### [TO BE DONE]
Output the entries word for word. Omit images.

###

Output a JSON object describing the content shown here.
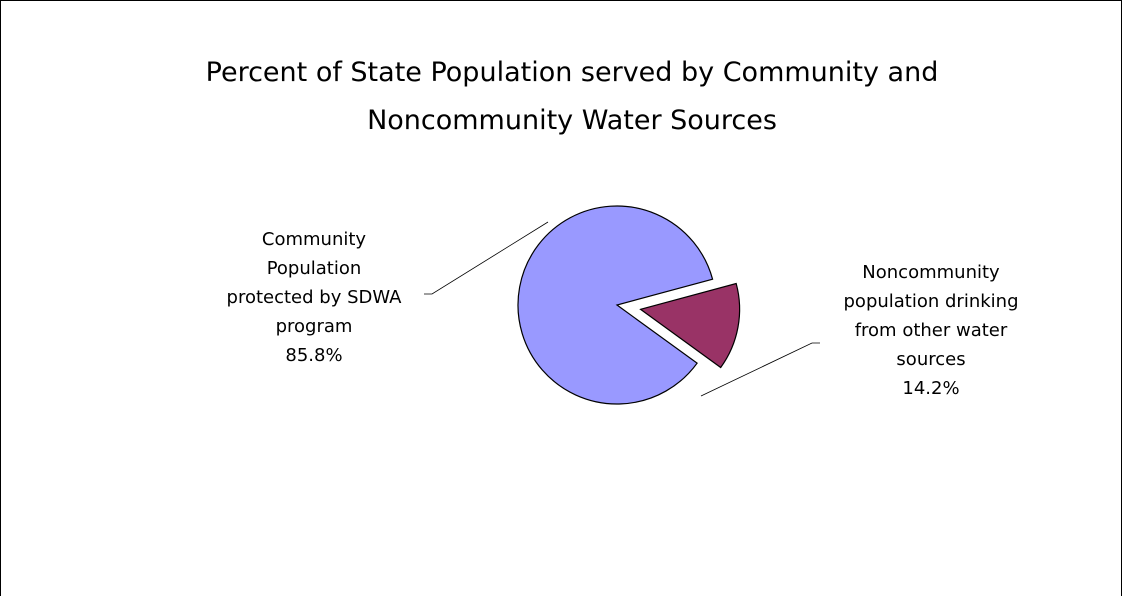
{
  "chart_data": {
    "type": "pie",
    "title_lines": [
      "Percent of State Population served by Community and",
      "Noncommunity Water Sources"
    ],
    "slices": [
      {
        "label_lines": [
          "Community",
          "Population",
          "protected by SDWA",
          "program"
        ],
        "value_label": "85.8%",
        "value": 85.8,
        "color": "#9999ff",
        "exploded": false
      },
      {
        "label_lines": [
          "Noncommunity",
          "population drinking",
          "from other water",
          "sources"
        ],
        "value_label": "14.2%",
        "value": 14.2,
        "color": "#993366",
        "exploded": true
      }
    ],
    "legend": "none"
  }
}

###

### [ANSWER TO THIS PROBLEM]
Output a JSON object describing the content shown here.
{
  "chart_data": {
    "type": "pie",
    "title_lines": [
      "Percent of State Population served by Community and",
      "Noncommunity Water Sources"
    ],
    "slices": [
      {
        "label_lines": [
          "Community",
          "Population",
          "protected by SDWA",
          "program"
        ],
        "value_label": "85.8%",
        "value": 85.8,
        "color": "#9999ff",
        "exploded": false
      },
      {
        "label_lines": [
          "Noncommunity",
          "population drinking",
          "from other water",
          "sources"
        ],
        "value_label": "14.2%",
        "value": 14.2,
        "color": "#993366",
        "exploded": true
      }
    ],
    "legend": "none"
  }
}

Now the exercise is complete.